The input:
**********

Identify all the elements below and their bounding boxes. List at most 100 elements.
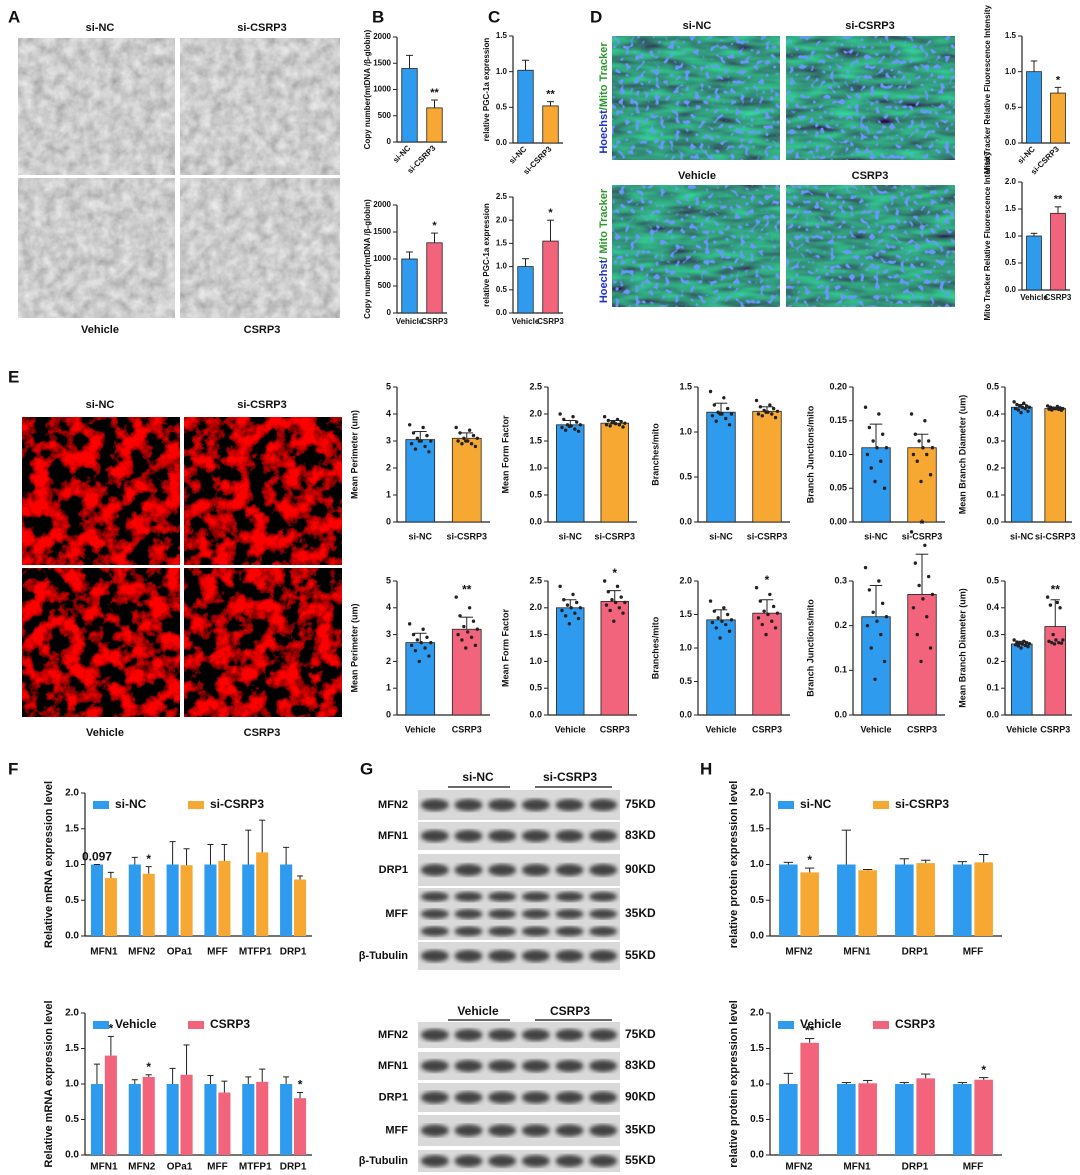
legend-swatch — [93, 1021, 109, 1029]
bar — [800, 1042, 819, 1155]
data-point — [926, 439, 931, 443]
data-point — [921, 597, 925, 601]
y-tick-label: 0.0 — [750, 931, 764, 942]
data-point — [1017, 404, 1022, 408]
blot-band — [488, 864, 517, 876]
blot-band — [420, 891, 449, 902]
data-point — [710, 414, 715, 418]
data-point — [558, 412, 562, 416]
data-point — [724, 622, 728, 627]
data-point — [770, 619, 774, 623]
y-tick-label: 0.5 — [750, 895, 764, 906]
y-axis-label: Branches/mito — [650, 616, 660, 679]
protein-label: MFN2 — [378, 799, 408, 811]
y-tick-label: 1.0 — [750, 859, 764, 870]
blot-strip — [418, 888, 620, 940]
blot-band — [454, 926, 483, 937]
y-tick-label: 0.5 — [679, 676, 692, 686]
y-tick-label: 0.5 — [986, 381, 999, 391]
data-point — [923, 419, 927, 423]
y-tick-label: 1.5 — [1005, 31, 1017, 40]
y-axis-label: Branch Junctions/mito — [805, 599, 815, 697]
y-tick-label: 0.5 — [65, 1114, 79, 1125]
data-point — [578, 423, 583, 427]
x-tick-label: si-NC — [507, 144, 528, 165]
y-tick-label: 0.0 — [750, 1150, 764, 1161]
blot-band — [589, 864, 618, 876]
protein-label: β-Tubulin — [359, 950, 409, 962]
image-label: si-NC — [86, 22, 115, 34]
bar — [405, 439, 436, 523]
bar — [600, 422, 629, 523]
data-point — [722, 606, 726, 610]
image-label: Vehicle — [678, 170, 716, 182]
bar — [1050, 212, 1066, 291]
size-label: 90KD — [625, 1090, 656, 1104]
significance: * — [146, 852, 151, 866]
data-point — [708, 389, 713, 394]
bar — [600, 600, 629, 716]
blot-band — [488, 1060, 517, 1072]
data-point — [1022, 401, 1026, 405]
blot-group: Vehicle — [457, 1004, 499, 1018]
y-tick-label: 2 — [386, 656, 391, 666]
y-tick-label: 500 — [378, 111, 392, 120]
panel-letter: C — [488, 7, 500, 26]
data-point — [764, 410, 768, 414]
image-label: CSRP3 — [244, 727, 281, 739]
bar — [204, 864, 217, 936]
bar — [895, 864, 914, 936]
protein-label: MFN2 — [378, 1029, 408, 1041]
y-tick-label: 2.0 — [65, 788, 79, 799]
blot-band — [488, 799, 517, 811]
data-point — [456, 439, 460, 443]
blot-strip — [418, 942, 620, 970]
size-label: 75KD — [625, 797, 656, 811]
y-tick-label: 0 — [386, 709, 391, 719]
blot-band — [555, 1155, 584, 1167]
data-point — [725, 406, 730, 411]
y-axis-label: Copy number(mtDNA /β-globin) — [363, 29, 372, 149]
data-point — [771, 406, 776, 411]
legend-label: si-NC — [800, 797, 832, 811]
data-point — [469, 635, 474, 639]
blot-band — [488, 909, 517, 919]
y-tick-label: 1.5 — [496, 31, 508, 40]
bar — [858, 1083, 877, 1155]
data-point — [604, 603, 609, 607]
data-point — [425, 635, 429, 639]
y-axis-label: Mean Branch Diameter (um) — [957, 395, 967, 515]
y-tick-label: 0.15 — [829, 415, 847, 425]
blot-group: si-NC — [462, 770, 494, 784]
bar — [180, 865, 193, 936]
data-point — [768, 403, 772, 407]
y-tick-label: 0 — [387, 308, 392, 317]
blot-strip — [418, 1083, 620, 1112]
y-tick-label: 1.5 — [1005, 204, 1017, 213]
bar — [218, 1092, 231, 1155]
blot-band — [521, 1091, 550, 1104]
blot-strip — [418, 822, 620, 850]
x-tick-label: CSRP3 — [1040, 724, 1070, 734]
y-tick-label: 0.0 — [986, 516, 999, 526]
y-tick-label: 0.5 — [986, 575, 999, 585]
data-point — [407, 423, 412, 427]
blot-band — [555, 864, 584, 876]
blot-band — [589, 1124, 618, 1137]
micrograph — [18, 38, 175, 175]
blot-band — [488, 891, 517, 902]
bar — [752, 410, 782, 523]
blot-band — [420, 864, 449, 876]
y-axis-label: Mean Form Factor — [500, 608, 510, 687]
y-tick-label: 1.0 — [679, 426, 692, 436]
x-tick-label: MTFP1 — [239, 947, 272, 958]
data-point — [729, 618, 734, 622]
y-axis-label: relative protein expression level — [728, 1000, 740, 1168]
data-point — [756, 412, 761, 416]
data-point — [775, 409, 780, 413]
data-point — [1047, 639, 1051, 643]
blot-band — [521, 830, 550, 842]
y-tick-label: 0.1 — [834, 665, 847, 675]
data-point — [425, 433, 429, 438]
data-point — [563, 428, 568, 432]
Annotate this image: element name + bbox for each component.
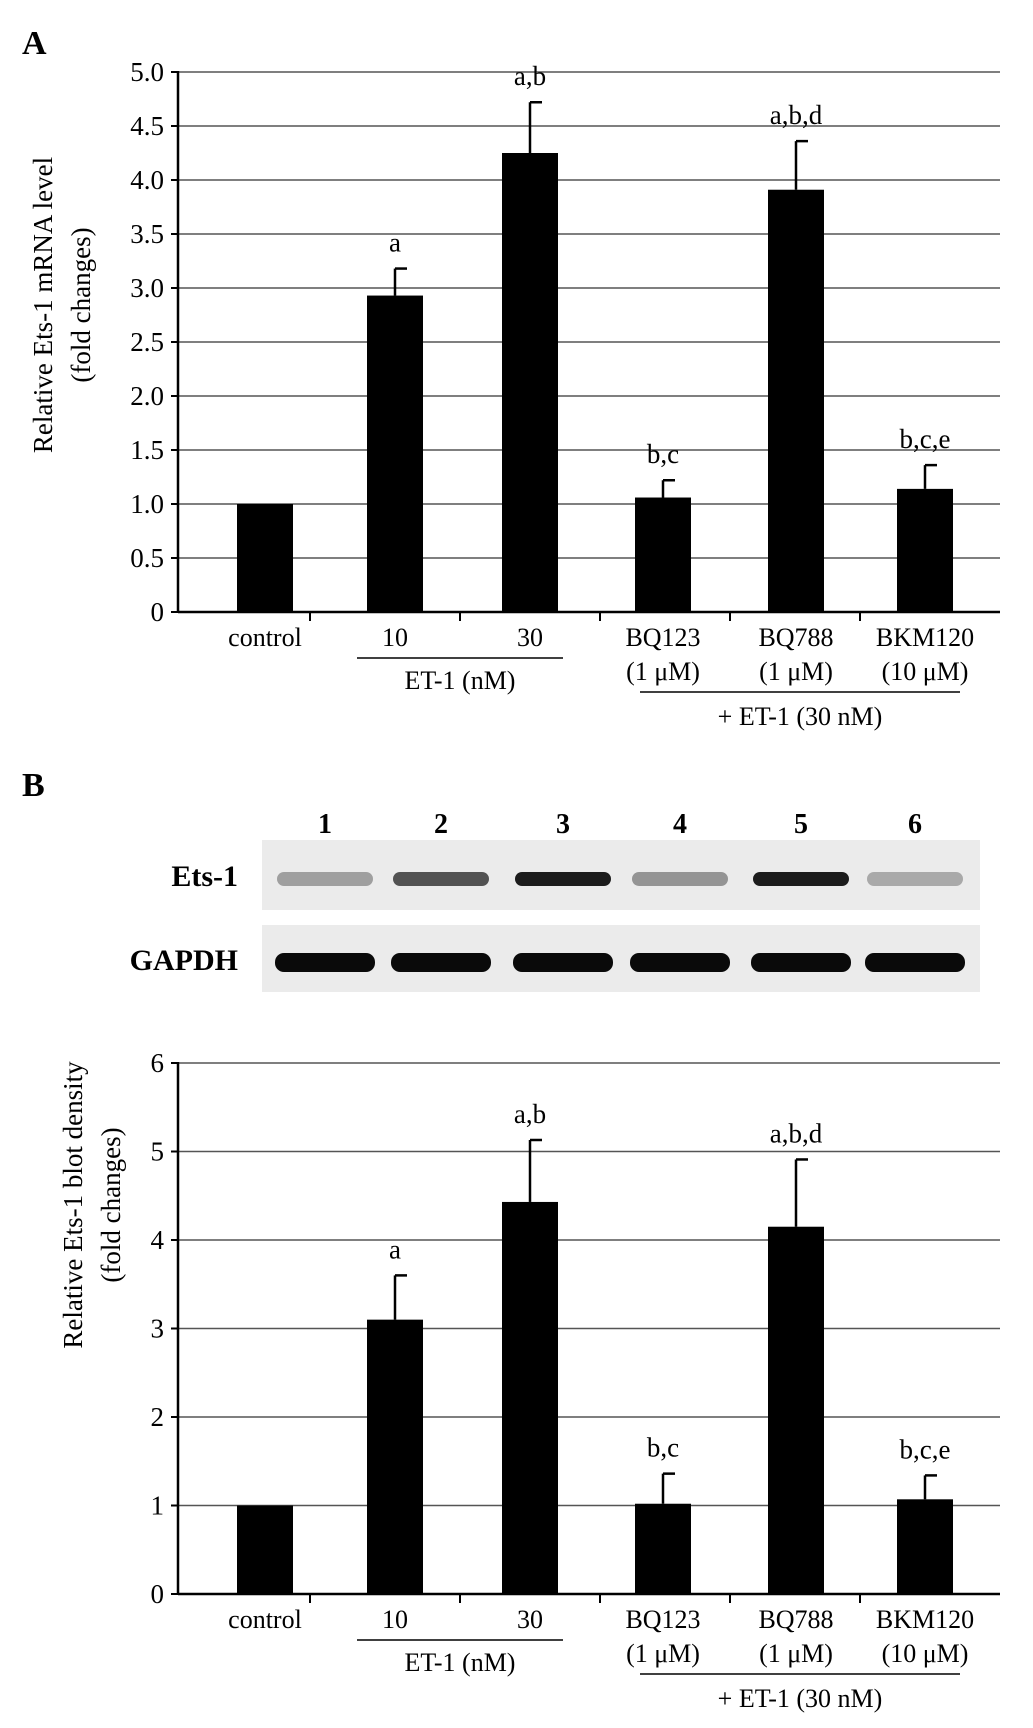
panel-b-ylabel-line1: Relative Ets-1 blot density	[58, 1061, 88, 1349]
significance-annotation: a,b	[514, 1099, 546, 1129]
panel-b-ylabel-line2: (fold changes)	[96, 1127, 126, 1282]
x-tick-label: 30	[517, 623, 543, 652]
x-tick-label: (1 μM)	[759, 657, 833, 686]
bar	[635, 1503, 691, 1594]
bar	[897, 488, 953, 612]
bar	[768, 1226, 824, 1594]
blot-row-label-gapdh: GAPDH	[130, 944, 238, 977]
y-tick-label: 2.0	[130, 381, 164, 411]
plus-et1-group-label: + ET-1 (30 nM)	[718, 1684, 883, 1713]
gapdh-blot-strip	[262, 925, 980, 992]
y-tick-label: 0	[151, 597, 165, 627]
x-tick-label: (1 μM)	[626, 657, 700, 686]
x-tick-label: BKM120	[876, 623, 974, 652]
y-tick-label: 1.5	[130, 435, 164, 465]
x-tick-label: 30	[517, 1605, 543, 1634]
bar	[367, 1319, 423, 1594]
gapdh-band	[513, 953, 613, 972]
x-tick-label: BKM120	[876, 1605, 974, 1634]
x-tick-label: (1 μM)	[626, 1639, 700, 1668]
lane-number: 4	[673, 809, 687, 840]
significance-annotation: b,c	[647, 1433, 679, 1463]
x-tick-label: control	[228, 1605, 302, 1634]
ets1-band	[515, 872, 611, 886]
plus-et1-group-label: + ET-1 (30 nM)	[718, 702, 883, 731]
ets1-band	[753, 872, 849, 886]
x-tick-label: BQ123	[625, 623, 700, 652]
bar	[502, 153, 558, 612]
chart-b: 0 1 2 3 4 5 6 control a 10 a,b 30 b,c BQ123 (1 μM) a,b,…	[151, 1048, 1000, 1713]
panel-a-label: A	[22, 25, 47, 62]
lane-number: 2	[434, 809, 448, 840]
panel-a-ylabel-line1: Relative Ets-1 mRNA level	[28, 157, 58, 453]
significance-annotation: a,b,d	[770, 1118, 823, 1148]
panel-b-ylabel: Relative Ets-1 blot density (fold change…	[58, 1061, 126, 1349]
bar	[897, 1499, 953, 1594]
x-tick-label: BQ788	[758, 1605, 833, 1634]
lane-number: 3	[556, 809, 570, 840]
x-tick-label: BQ788	[758, 623, 833, 652]
y-tick-label: 2.5	[130, 327, 164, 357]
significance-annotation: a	[389, 1234, 401, 1264]
y-tick-label: 4	[151, 1225, 165, 1255]
significance-annotation: b,c	[647, 439, 679, 469]
bar	[367, 295, 423, 612]
x-tick-label: (1 μM)	[759, 1639, 833, 1668]
x-tick-label: (10 μM)	[882, 1639, 969, 1668]
y-tick-label: 5	[151, 1137, 165, 1167]
bar	[237, 1505, 293, 1594]
bar	[237, 504, 293, 612]
western-blot: Ets-1 GAPDH 1 2 3 4 5 6	[130, 809, 980, 992]
chart-a: 0 0.5 1.0 1.5 2.0 2.5 3.0 3.5 4.0 4.5 5.0 control a 1…	[130, 57, 1000, 731]
ets1-band	[277, 872, 373, 886]
x-tick-label: 10	[382, 1605, 408, 1634]
significance-annotation: b,c,e	[900, 1434, 951, 1464]
panel-a-ylabel: Relative Ets-1 mRNA level (fold changes)	[28, 157, 96, 453]
y-tick-label: 3.0	[130, 273, 164, 303]
y-tick-label: 1	[151, 1491, 165, 1521]
panel-b-label: B	[22, 767, 45, 804]
significance-annotation: a,b,d	[770, 100, 823, 130]
bar	[635, 497, 691, 612]
bar	[768, 189, 824, 612]
y-tick-label: 1.0	[130, 489, 164, 519]
y-tick-label: 0.5	[130, 543, 164, 573]
gapdh-band	[751, 953, 851, 972]
y-tick-label: 6	[151, 1048, 165, 1078]
y-tick-label: 5.0	[130, 57, 164, 87]
y-tick-label: 4.0	[130, 165, 164, 195]
y-tick-label: 2	[151, 1402, 165, 1432]
lane-number: 5	[794, 809, 808, 840]
bar	[502, 1201, 558, 1594]
et1-group-label: ET-1 (nM)	[405, 1648, 516, 1677]
y-tick-label: 3.5	[130, 219, 164, 249]
blot-lanes: 1 2 3 4 5 6	[275, 809, 965, 972]
gapdh-band	[391, 953, 491, 972]
x-tick-label: BQ123	[625, 1605, 700, 1634]
x-tick-label: (10 μM)	[882, 657, 969, 686]
significance-annotation: a,b	[514, 61, 546, 91]
significance-annotation: b,c,e	[900, 424, 951, 454]
gapdh-band	[865, 953, 965, 972]
lane-number: 1	[318, 809, 332, 840]
ets1-band	[632, 872, 728, 886]
y-tick-label: 3	[151, 1314, 165, 1344]
gapdh-band	[630, 953, 730, 972]
gapdh-band	[275, 953, 375, 972]
x-tick-label: control	[228, 623, 302, 652]
panel-a-ylabel-line2: (fold changes)	[66, 227, 96, 382]
lane-number: 6	[908, 809, 922, 840]
y-tick-label: 4.5	[130, 111, 164, 141]
et1-group-label: ET-1 (nM)	[405, 666, 516, 695]
y-tick-label: 0	[151, 1579, 165, 1609]
blot-row-label-ets1: Ets-1	[171, 860, 238, 893]
significance-annotation: a	[389, 228, 401, 258]
x-tick-label: 10	[382, 623, 408, 652]
ets1-band	[393, 872, 489, 886]
ets1-blot-strip	[262, 840, 980, 910]
ets1-band	[867, 872, 963, 886]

**********

What needs to be done:
Look through the material and find each line that includes "changes", then copy it.

Problem solution:
panel-b-ylabel-line2: (fold changes)	[96, 1127, 126, 1282]
panel-a-ylabel: Relative Ets-1 mRNA level (fold changes)	[28, 157, 96, 453]
panel-a-ylabel-line2: (fold changes)	[66, 227, 96, 382]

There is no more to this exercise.